> _THE TASK_: Count every line where "specification" shows up, and give that number only.

##### RECORDS TO PROCESS

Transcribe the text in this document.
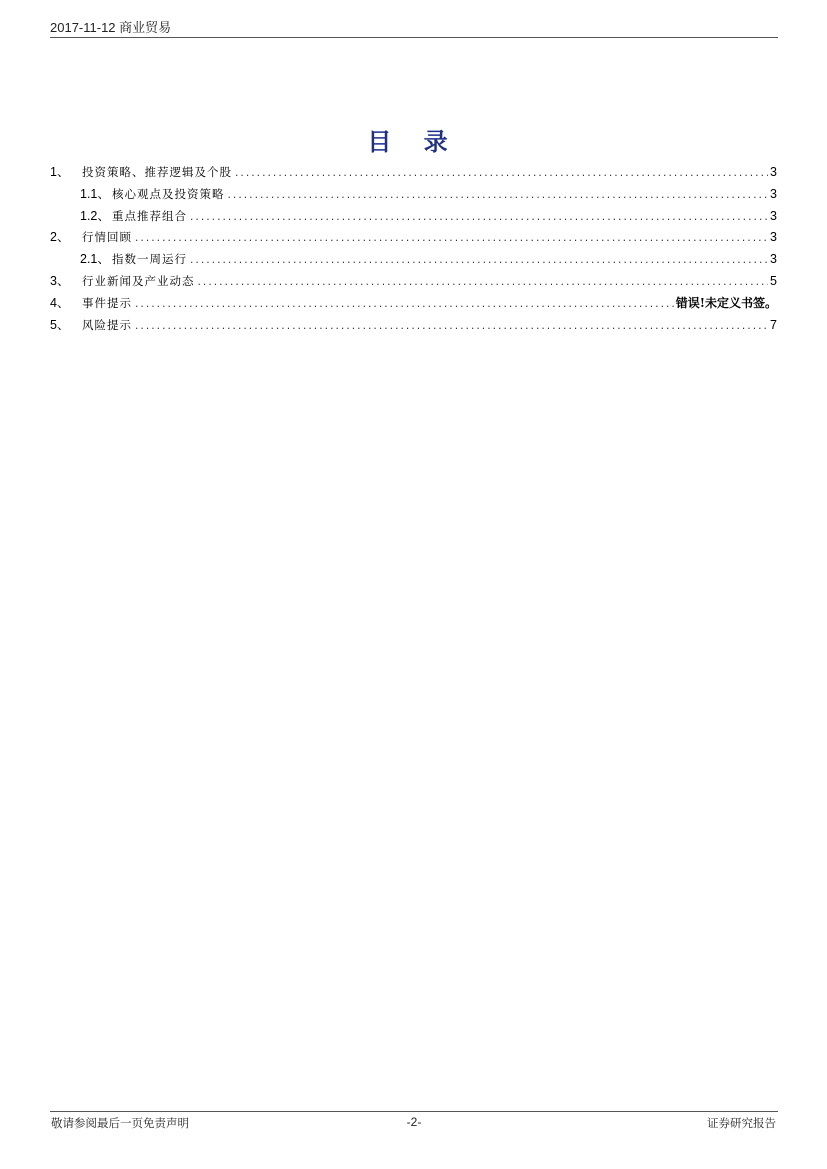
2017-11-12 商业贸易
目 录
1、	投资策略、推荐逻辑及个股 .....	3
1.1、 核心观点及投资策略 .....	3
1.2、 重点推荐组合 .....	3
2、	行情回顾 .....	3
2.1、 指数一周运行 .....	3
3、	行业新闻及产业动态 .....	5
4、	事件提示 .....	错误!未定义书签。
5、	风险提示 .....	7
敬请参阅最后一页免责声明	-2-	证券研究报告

##########
##### RECORDS TO PROCESS

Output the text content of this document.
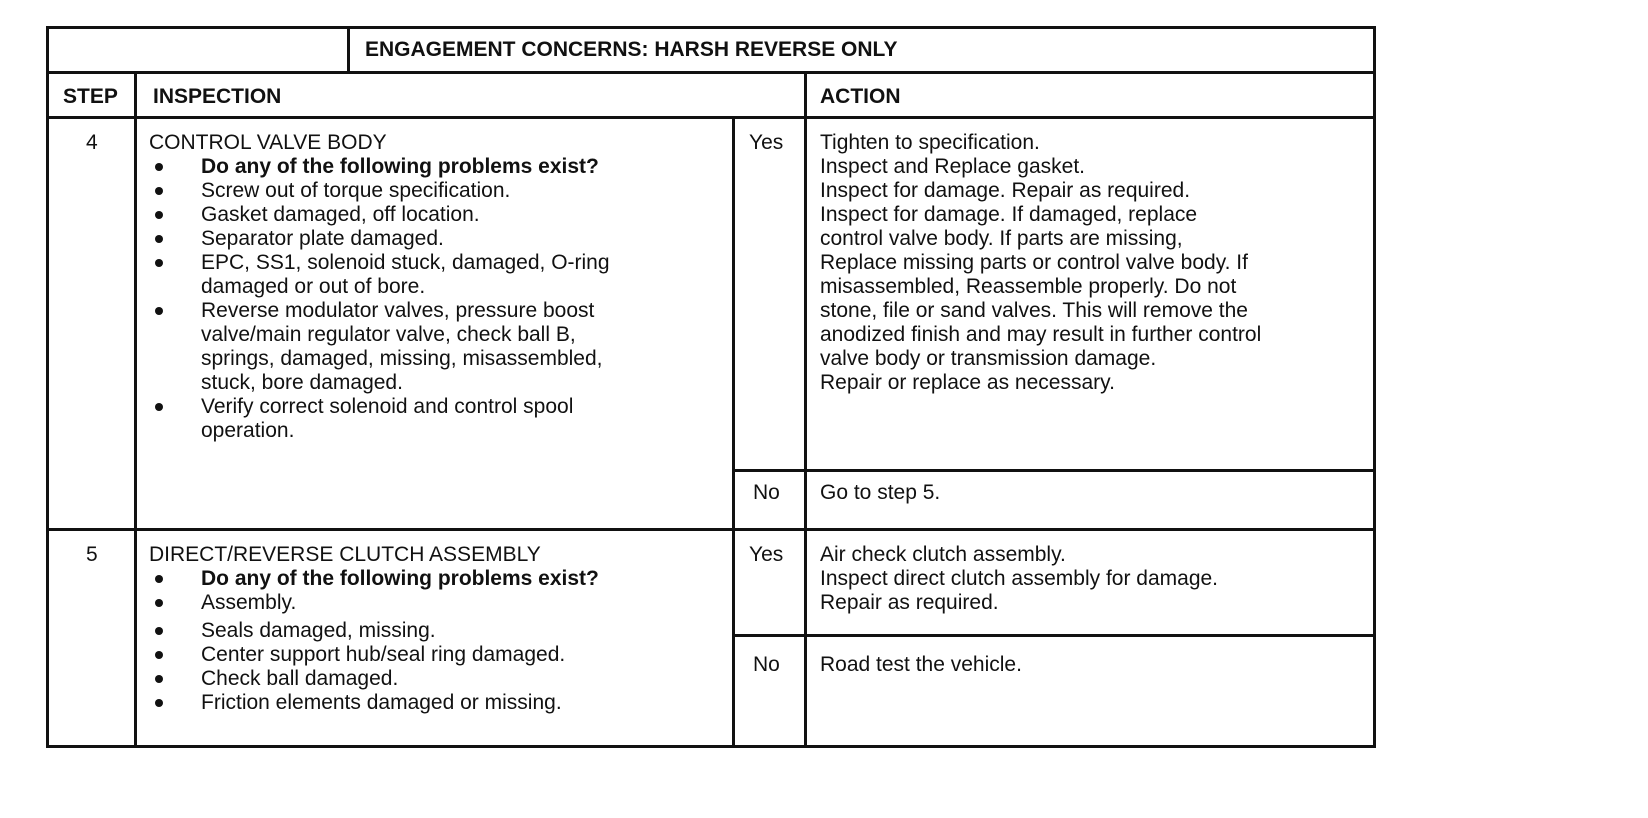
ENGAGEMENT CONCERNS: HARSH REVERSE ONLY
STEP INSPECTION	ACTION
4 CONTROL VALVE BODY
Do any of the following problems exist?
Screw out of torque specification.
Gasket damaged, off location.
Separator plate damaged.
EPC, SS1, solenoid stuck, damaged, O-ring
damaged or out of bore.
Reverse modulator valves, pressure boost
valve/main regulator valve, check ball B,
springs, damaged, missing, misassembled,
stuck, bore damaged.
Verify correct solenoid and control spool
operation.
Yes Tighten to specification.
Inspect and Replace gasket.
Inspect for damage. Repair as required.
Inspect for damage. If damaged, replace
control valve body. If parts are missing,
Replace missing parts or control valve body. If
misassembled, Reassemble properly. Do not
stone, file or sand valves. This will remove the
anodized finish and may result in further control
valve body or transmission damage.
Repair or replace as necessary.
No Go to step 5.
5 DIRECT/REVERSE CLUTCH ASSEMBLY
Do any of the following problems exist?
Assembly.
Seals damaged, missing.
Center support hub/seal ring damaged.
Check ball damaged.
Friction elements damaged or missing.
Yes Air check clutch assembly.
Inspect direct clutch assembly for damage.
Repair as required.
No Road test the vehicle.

##########

> _COMPLETE ANSWER_: 2